> [Exercise directions]: Retype each record below word for word. Leave the pictures out.

..............................

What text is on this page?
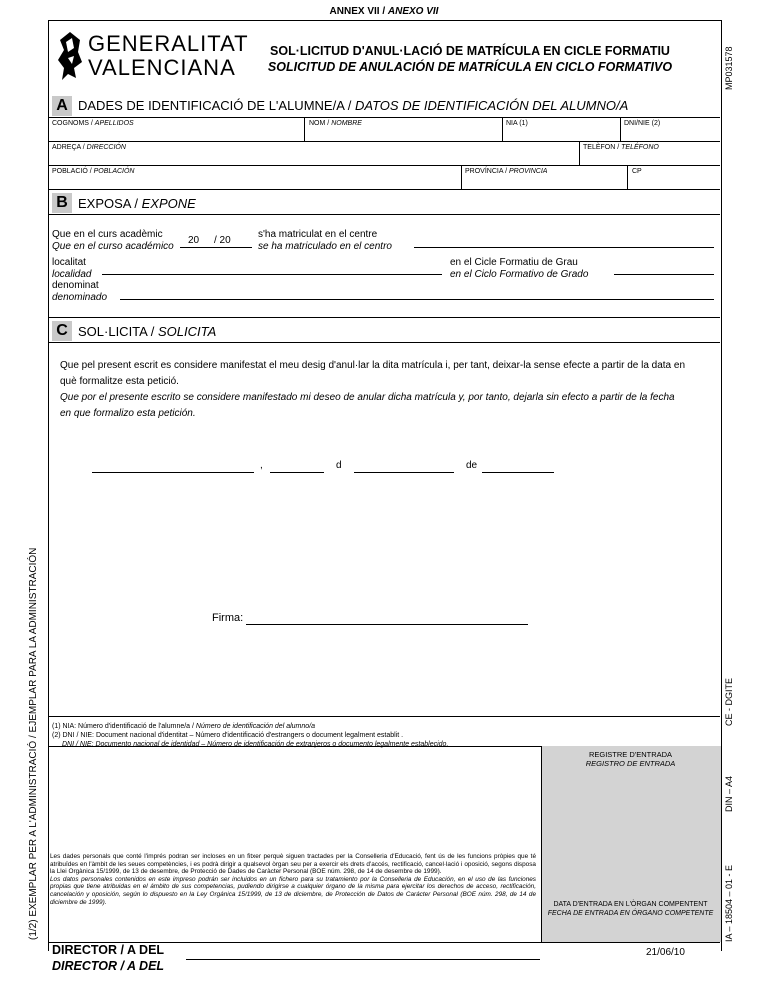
ANNEX VII / ANEXO VII
GENERALITAT
VALENCIANA
SOL·LICITUD D'ANUL·LACIÓ DE MATRÍCULA EN CICLE FORMATIU
SOLICITUD DE ANULACIÓN DE MATRÍCULA EN CICLO FORMATIVO	MP031578
A DADES DE IDENTIFICACIÓ DE L'ALUMNE/A / DATOS DE IDENTIFICACIÓN DEL ALUMNO/A
COGNOMS / APELLIDOS	NOM / NOMBRE	NIA (1)	DNI/NIE (2)
ADREÇA / DIRECCIÓN	TELÈFON / TELÉFONO
POBLACIÓ / POBLACIÓN	PROVÍNCIA / PROVINCIA	CP
B EXPOSA / EXPONE
Que en el curs acadèmic
Que en el curso académico
20 / 20
s'ha matriculat en el centre
se ha matriculado en el centro
localitat
localidad
en el Cicle Formatiu de Grau
en el Ciclo Formativo de Grado
denominat
denominado
C SOL·LICITA / SOLICITA
Que pel present escrit es considere manifestat el meu desig d'anul·lar la dita matrícula i, per tant, deixar-la sense efecte a partir de la data en
què formalitze esta petició.
Que por el presente escrito se considere manifestado mi deseo de anular dicha matrícula y, por tanto, dejarla sin efecto a partir de la fecha
en que formalizo esta petición.
,	d	de
Firma:
(1) NIA: Número d'identificació de l'alumne/a / Número de identificación del alumno/a
(2) DNI / NIE: Document nacional d'identitat – Número d'identificació d'estrangers o document legalment establit .
DNI / NIE: Documento nacional de identidad – Número de identificación de extranjeros o documento legalmente establecido.
REGISTRE D'ENTRADA
REGISTRO DE ENTRADA
DATA D'ENTRADA EN L'ÒRGAN COMPENTENT
FECHA DE ENTRADA EN ÓRGANO COMPETENTE
Les dades personals que conté l'imprés podran ser incloses en un fitxer perquè siguen tractades per la Conselleria d'Educació, fent ús de les funcions pròpies que té atribuïdes en l'àmbit de les seues competències, i es podrà dirigir a qualsevol òrgan seu per a exercir els drets d'accés, rectificació, cancel·lació i oposició, segons disposa la Llei Orgànica 15/1999, de 13 de desembre, de Protecció de Dades de Caràcter Personal (BOE núm. 298, de 14 de desembre de 1999).
Los datos personales contenidos en este impreso podrán ser incluidos en un fichero para su tratamiento por la Conselleria de Educación, en el uso de las funciones propias que tiene atribuidas en el ámbito de sus competencias, pudiendo dirigirse a cualquier órgano de la misma para ejercitar los derechos de acceso, rectificación, cancelación y oposición, según lo dispuesto en la Ley Orgánica 15/1999, de 13 de diciembre, de Protección de Datos de Carácter Personal (BOE núm. 298, de 14 de diciembre de 1999).
DIRECTOR / A DEL
DIRECTOR / A DEL
21/06/10
(1/2) EXEMPLAR PER A L'ADMINISTRACIÓ / EJEMPLAR PARA LA ADMINISTRACIÓN	CE - DGITE
DIN – A4
IA – 18504 – 01 - E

..............................

> [Written solution]:
What text is on this page?
ANNEX VII / ANEXO VII
GENERALITAT
VALENCIANA
SOL·LICITUD D'ANUL·LACIÓ DE MATRÍCULA EN CICLE FORMATIU
SOLICITUD DE ANULACIÓN DE MATRÍCULA EN CICLO FORMATIVO	MP031578
A DADES DE IDENTIFICACIÓ DE L'ALUMNE/A / DATOS DE IDENTIFICACIÓN DEL ALUMNO/A
COGNOMS / APELLIDOS	NOM / NOMBRE	NIA (1)	DNI/NIE (2)
ADREÇA / DIRECCIÓN	TELÈFON / TELÉFONO
POBLACIÓ / POBLACIÓN	PROVÍNCIA / PROVINCIA	CP
B EXPOSA / EXPONE
Que en el curs acadèmic
Que en el curso académico
20 / 20
s'ha matriculat en el centre
se ha matriculado en el centro
localitat
localidad
en el Cicle Formatiu de Grau
en el Ciclo Formativo de Grado
denominat
denominado
C SOL·LICITA / SOLICITA
Que pel present escrit es considere manifestat el meu desig d'anul·lar la dita matrícula i, per tant, deixar-la sense efecte a partir de la data en
què formalitze esta petició.
Que por el presente escrito se considere manifestado mi deseo de anular dicha matrícula y, por tanto, dejarla sin efecto a partir de la fecha
en que formalizo esta petición.
,	d	de
Firma:
(1) NIA: Número d'identificació de l'alumne/a / Número de identificación del alumno/a
(2) DNI / NIE: Document nacional d'identitat – Número d'identificació d'estrangers o document legalment establit .
DNI / NIE: Documento nacional de identidad – Número de identificación de extranjeros o documento legalmente establecido.
REGISTRE D'ENTRADA
REGISTRO DE ENTRADA
DATA D'ENTRADA EN L'ÒRGAN COMPENTENT
FECHA DE ENTRADA EN ÓRGANO COMPETENTE
Les dades personals que conté l'imprés podran ser incloses en un fitxer perquè siguen tractades per la Conselleria d'Educació, fent ús de les funcions pròpies que té atribuïdes en l'àmbit de les seues competències, i es podrà dirigir a qualsevol òrgan seu per a exercir els drets d'accés, rectificació, cancel·lació i oposició, segons disposa la Llei Orgànica 15/1999, de 13 de desembre, de Protecció de Dades de Caràcter Personal (BOE núm. 298, de 14 de desembre de 1999).
Los datos personales contenidos en este impreso podrán ser incluidos en un fichero para su tratamiento por la Conselleria de Educación, en el uso de las funciones propias que tiene atribuidas en el ámbito de sus competencias, pudiendo dirigirse a cualquier órgano de la misma para ejercitar los derechos de acceso, rectificación, cancelación y oposición, según lo dispuesto en la Ley Orgánica 15/1999, de 13 de diciembre, de Protección de Datos de Carácter Personal (BOE núm. 298, de 14 de diciembre de 1999).
DIRECTOR / A DEL
DIRECTOR / A DEL
21/06/10
(1/2) EXEMPLAR PER A L'ADMINISTRACIÓ / EJEMPLAR PARA LA ADMINISTRACIÓN	CE - DGITE
DIN – A4
IA – 18504 – 01 - E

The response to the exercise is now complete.